-- Stated exercise --
Reproduce every entry that follows word for word, but omit the images.

═══ Records for this exercise ═══

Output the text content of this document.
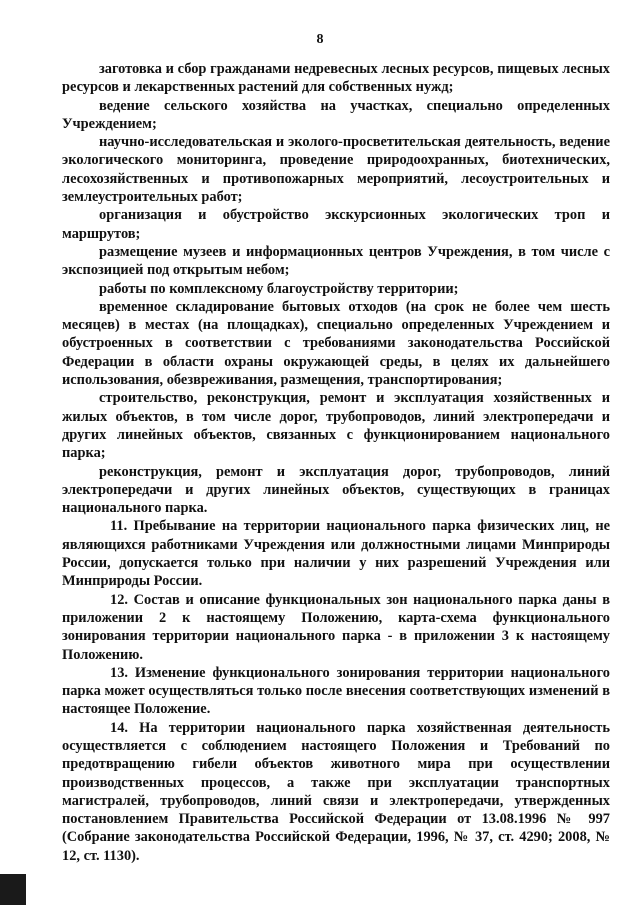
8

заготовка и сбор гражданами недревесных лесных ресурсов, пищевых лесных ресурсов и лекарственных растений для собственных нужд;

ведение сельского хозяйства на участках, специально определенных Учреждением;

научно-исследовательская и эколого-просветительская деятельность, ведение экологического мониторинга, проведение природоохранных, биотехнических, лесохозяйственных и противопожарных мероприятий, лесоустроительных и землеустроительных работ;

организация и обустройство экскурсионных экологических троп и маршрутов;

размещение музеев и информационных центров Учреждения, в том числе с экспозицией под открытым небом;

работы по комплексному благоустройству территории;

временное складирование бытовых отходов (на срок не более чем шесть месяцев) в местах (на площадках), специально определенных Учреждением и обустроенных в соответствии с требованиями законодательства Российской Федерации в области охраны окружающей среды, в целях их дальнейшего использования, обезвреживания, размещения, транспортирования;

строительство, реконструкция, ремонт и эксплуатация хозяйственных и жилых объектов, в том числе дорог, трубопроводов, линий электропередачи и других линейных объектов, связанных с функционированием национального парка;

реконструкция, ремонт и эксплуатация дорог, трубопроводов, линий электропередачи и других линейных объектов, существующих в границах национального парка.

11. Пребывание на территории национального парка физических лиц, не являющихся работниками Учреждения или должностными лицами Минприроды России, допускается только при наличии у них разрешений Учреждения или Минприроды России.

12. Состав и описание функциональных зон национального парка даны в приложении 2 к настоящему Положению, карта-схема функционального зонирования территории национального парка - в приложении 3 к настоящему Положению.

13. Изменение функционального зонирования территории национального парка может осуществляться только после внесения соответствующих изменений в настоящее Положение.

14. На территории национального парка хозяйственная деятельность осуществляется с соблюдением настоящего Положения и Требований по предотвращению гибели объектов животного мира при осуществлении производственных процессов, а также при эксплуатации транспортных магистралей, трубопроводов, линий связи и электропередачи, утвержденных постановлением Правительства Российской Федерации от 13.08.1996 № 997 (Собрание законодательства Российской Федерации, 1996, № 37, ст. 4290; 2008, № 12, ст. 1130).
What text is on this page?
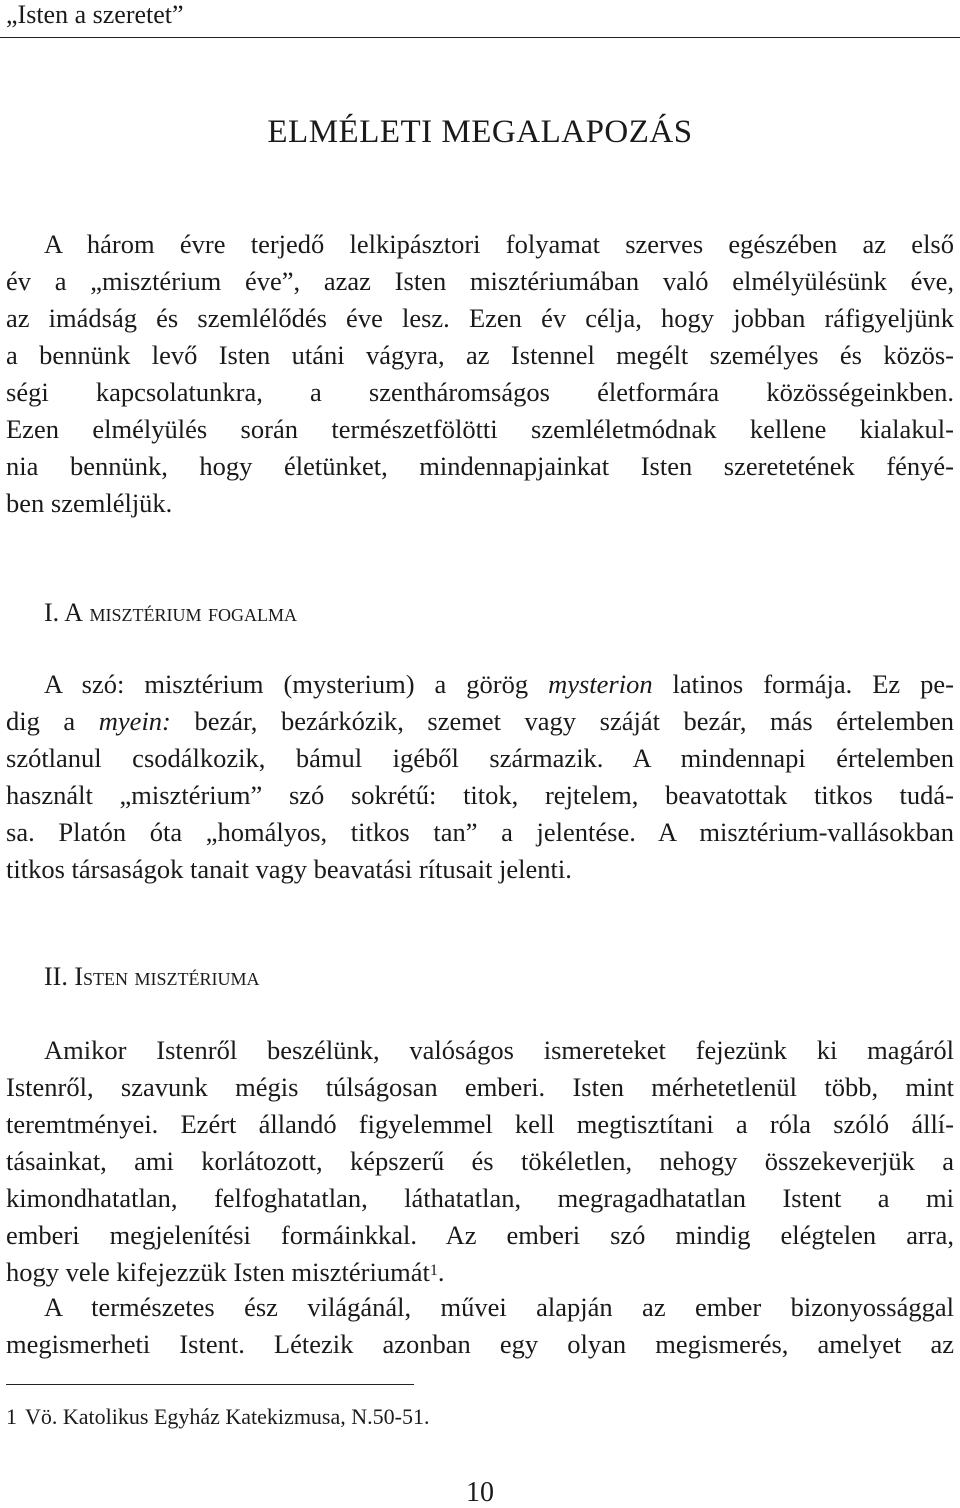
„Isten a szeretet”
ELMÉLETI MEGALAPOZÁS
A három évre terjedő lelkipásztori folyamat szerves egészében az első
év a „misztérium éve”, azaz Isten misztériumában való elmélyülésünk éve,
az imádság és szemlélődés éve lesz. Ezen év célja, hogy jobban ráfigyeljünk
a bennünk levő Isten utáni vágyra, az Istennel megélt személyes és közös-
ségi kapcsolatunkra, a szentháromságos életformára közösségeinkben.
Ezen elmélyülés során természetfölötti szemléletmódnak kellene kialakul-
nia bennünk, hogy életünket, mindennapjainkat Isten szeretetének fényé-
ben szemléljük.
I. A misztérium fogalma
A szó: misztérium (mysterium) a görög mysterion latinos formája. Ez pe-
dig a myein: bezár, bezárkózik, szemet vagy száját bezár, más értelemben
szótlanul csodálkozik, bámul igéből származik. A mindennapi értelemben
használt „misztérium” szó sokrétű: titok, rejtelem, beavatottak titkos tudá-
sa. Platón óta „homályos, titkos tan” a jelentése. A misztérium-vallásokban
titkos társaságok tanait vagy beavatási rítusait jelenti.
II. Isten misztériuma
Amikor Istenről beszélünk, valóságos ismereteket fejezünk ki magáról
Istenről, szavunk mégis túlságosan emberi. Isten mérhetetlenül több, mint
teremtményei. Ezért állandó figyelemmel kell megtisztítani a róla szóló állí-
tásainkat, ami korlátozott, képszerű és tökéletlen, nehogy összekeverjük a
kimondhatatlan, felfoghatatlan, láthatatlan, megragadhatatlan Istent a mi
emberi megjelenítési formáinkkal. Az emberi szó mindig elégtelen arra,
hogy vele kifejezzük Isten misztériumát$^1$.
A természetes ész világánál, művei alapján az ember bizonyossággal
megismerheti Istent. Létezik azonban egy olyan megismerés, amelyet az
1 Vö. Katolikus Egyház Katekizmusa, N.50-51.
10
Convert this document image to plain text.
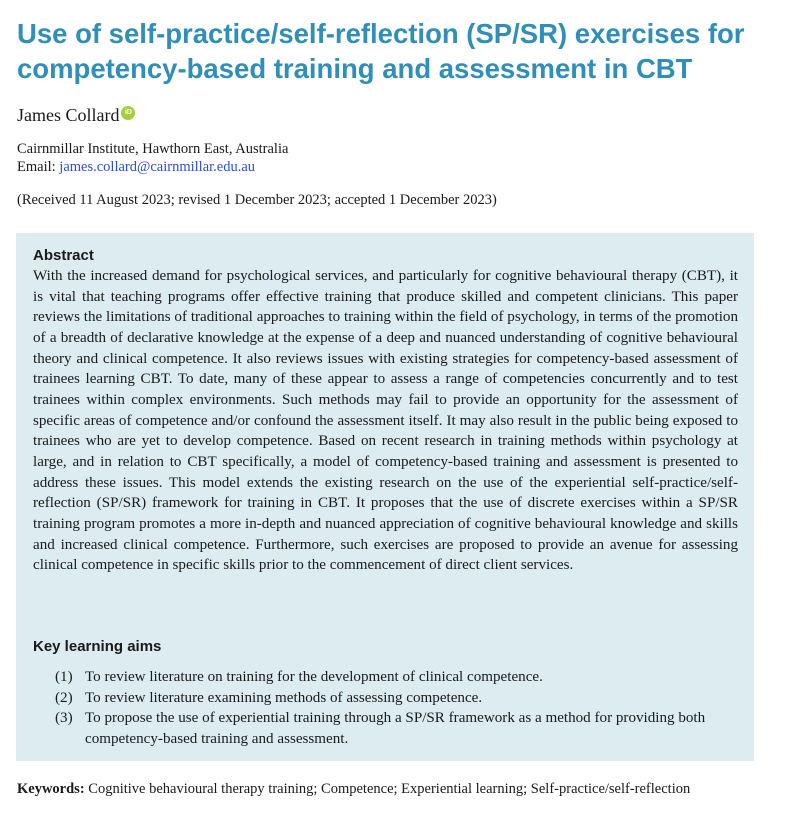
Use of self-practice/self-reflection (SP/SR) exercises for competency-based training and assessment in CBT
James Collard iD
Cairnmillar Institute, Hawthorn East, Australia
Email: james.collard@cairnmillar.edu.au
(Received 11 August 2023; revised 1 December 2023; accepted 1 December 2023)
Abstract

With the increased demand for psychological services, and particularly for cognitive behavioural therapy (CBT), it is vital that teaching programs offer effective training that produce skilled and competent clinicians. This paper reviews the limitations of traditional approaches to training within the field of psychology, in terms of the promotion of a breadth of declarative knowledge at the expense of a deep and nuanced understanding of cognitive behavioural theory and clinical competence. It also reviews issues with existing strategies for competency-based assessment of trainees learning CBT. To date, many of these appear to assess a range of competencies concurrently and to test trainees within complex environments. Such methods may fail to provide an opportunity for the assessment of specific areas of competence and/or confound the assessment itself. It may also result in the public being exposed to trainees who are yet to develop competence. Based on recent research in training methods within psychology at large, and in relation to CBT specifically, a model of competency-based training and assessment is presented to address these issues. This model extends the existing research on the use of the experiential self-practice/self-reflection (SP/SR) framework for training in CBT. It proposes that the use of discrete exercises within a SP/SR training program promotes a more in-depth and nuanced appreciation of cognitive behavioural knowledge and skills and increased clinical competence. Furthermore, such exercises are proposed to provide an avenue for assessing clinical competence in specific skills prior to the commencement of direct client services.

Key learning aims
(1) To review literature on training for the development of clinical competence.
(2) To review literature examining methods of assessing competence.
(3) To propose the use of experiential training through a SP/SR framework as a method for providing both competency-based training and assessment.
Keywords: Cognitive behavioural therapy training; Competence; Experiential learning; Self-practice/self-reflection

═══

-- Result for this exercise --
Output the text content of this document.
8

заготовка и сбор гражданами недревесных лесных ресурсов, пищевых лесных ресурсов и лекарственных растений для собственных нужд;

ведение сельского хозяйства на участках, специально определенных Учреждением;

научно-исследовательская и эколого-просветительская деятельность, ведение экологического мониторинга, проведение природоохранных, биотехнических, лесохозяйственных и противопожарных мероприятий, лесоустроительных и землеустроительных работ;

организация и обустройство экскурсионных экологических троп и маршрутов;

размещение музеев и информационных центров Учреждения, в том числе с экспозицией под открытым небом;

работы по комплексному благоустройству территории;

временное складирование бытовых отходов (на срок не более чем шесть месяцев) в местах (на площадках), специально определенных Учреждением и обустроенных в соответствии с требованиями законодательства Российской Федерации в области охраны окружающей среды, в целях их дальнейшего использования, обезвреживания, размещения, транспортирования;

строительство, реконструкция, ремонт и эксплуатация хозяйственных и жилых объектов, в том числе дорог, трубопроводов, линий электропередачи и других линейных объектов, связанных с функционированием национального парка;

реконструкция, ремонт и эксплуатация дорог, трубопроводов, линий электропередачи и других линейных объектов, существующих в границах национального парка.

11. Пребывание на территории национального парка физических лиц, не являющихся работниками Учреждения или должностными лицами Минприроды России, допускается только при наличии у них разрешений Учреждения или Минприроды России.

12. Состав и описание функциональных зон национального парка даны в приложении 2 к настоящему Положению, карта-схема функционального зонирования территории национального парка - в приложении 3 к настоящему Положению.

13. Изменение функционального зонирования территории национального парка может осуществляться только после внесения соответствующих изменений в настоящее Положение.

14. На территории национального парка хозяйственная деятельность осуществляется с соблюдением настоящего Положения и Требований по предотвращению гибели объектов животного мира при осуществлении производственных процессов, а также при эксплуатации транспортных магистралей, трубопроводов, линий связи и электропередачи, утвержденных постановлением Правительства Российской Федерации от 13.08.1996 № 997 (Собрание законодательства Российской Федерации, 1996, № 37, ст. 4290; 2008, № 12, ст. 1130).
What text is on this page?
„Isten a szeretet”
ELMÉLETI MEGALAPOZÁS
A három évre terjedő lelkipásztori folyamat szerves egészében az első
év a „misztérium éve”, azaz Isten misztériumában való elmélyülésünk éve,
az imádság és szemlélődés éve lesz. Ezen év célja, hogy jobban ráfigyeljünk
a bennünk levő Isten utáni vágyra, az Istennel megélt személyes és közös-
ségi kapcsolatunkra, a szentháromságos életformára közösségeinkben.
Ezen elmélyülés során természetfölötti szemléletmódnak kellene kialakul-
nia bennünk, hogy életünket, mindennapjainkat Isten szeretetének fényé-
ben szemléljük.
I. A misztérium fogalma
A szó: misztérium (mysterium) a görög mysterion latinos formája. Ez pe-
dig a myein: bezár, bezárkózik, szemet vagy száját bezár, más értelemben
szótlanul csodálkozik, bámul igéből származik. A mindennapi értelemben
használt „misztérium” szó sokrétű: titok, rejtelem, beavatottak titkos tudá-
sa. Platón óta „homályos, titkos tan” a jelentése. A misztérium-vallásokban
titkos társaságok tanait vagy beavatási rítusait jelenti.
II. Isten misztériuma
Amikor Istenről beszélünk, valóságos ismereteket fejezünk ki magáról
Istenről, szavunk mégis túlságosan emberi. Isten mérhetetlenül több, mint
teremtményei. Ezért állandó figyelemmel kell megtisztítani a róla szóló állí-
tásainkat, ami korlátozott, képszerű és tökéletlen, nehogy összekeverjük a
kimondhatatlan, felfoghatatlan, láthatatlan, megragadhatatlan Istent a mi
emberi megjelenítési formáinkkal. Az emberi szó mindig elégtelen arra,
hogy vele kifejezzük Isten misztériumát$^1$.
A természetes ész világánál, művei alapján az ember bizonyossággal
megismerheti Istent. Létezik azonban egy olyan megismerés, amelyet az
1 Vö. Katolikus Egyház Katekizmusa, N.50-51.
10
Convert this document image to plain text.
Use of self-practice/self-reflection (SP/SR) exercises for competency-based training and assessment in CBT
James Collard iD
Cairnmillar Institute, Hawthorn East, Australia
Email: james.collard@cairnmillar.edu.au
(Received 11 August 2023; revised 1 December 2023; accepted 1 December 2023)
Abstract

With the increased demand for psychological services, and particularly for cognitive behavioural therapy (CBT), it is vital that teaching programs offer effective training that produce skilled and competent clinicians. This paper reviews the limitations of traditional approaches to training within the field of psychology, in terms of the promotion of a breadth of declarative knowledge at the expense of a deep and nuanced understanding of cognitive behavioural theory and clinical competence. It also reviews issues with existing strategies for competency-based assessment of trainees learning CBT. To date, many of these appear to assess a range of competencies concurrently and to test trainees within complex environments. Such methods may fail to provide an opportunity for the assessment of specific areas of competence and/or confound the assessment itself. It may also result in the public being exposed to trainees who are yet to develop competence. Based on recent research in training methods within psychology at large, and in relation to CBT specifically, a model of competency-based training and assessment is presented to address these issues. This model extends the existing research on the use of the experiential self-practice/self-reflection (SP/SR) framework for training in CBT. It proposes that the use of discrete exercises within a SP/SR training program promotes a more in-depth and nuanced appreciation of cognitive behavioural knowledge and skills and increased clinical competence. Furthermore, such exercises are proposed to provide an avenue for assessing clinical competence in specific skills prior to the commencement of direct client services.

Key learning aims
(1) To review literature on training for the development of clinical competence.
(2) To review literature examining methods of assessing competence.
(3) To propose the use of experiential training through a SP/SR framework as a method for providing both competency-based training and assessment.
Keywords: Cognitive behavioural therapy training; Competence; Experiential learning; Self-practice/self-reflection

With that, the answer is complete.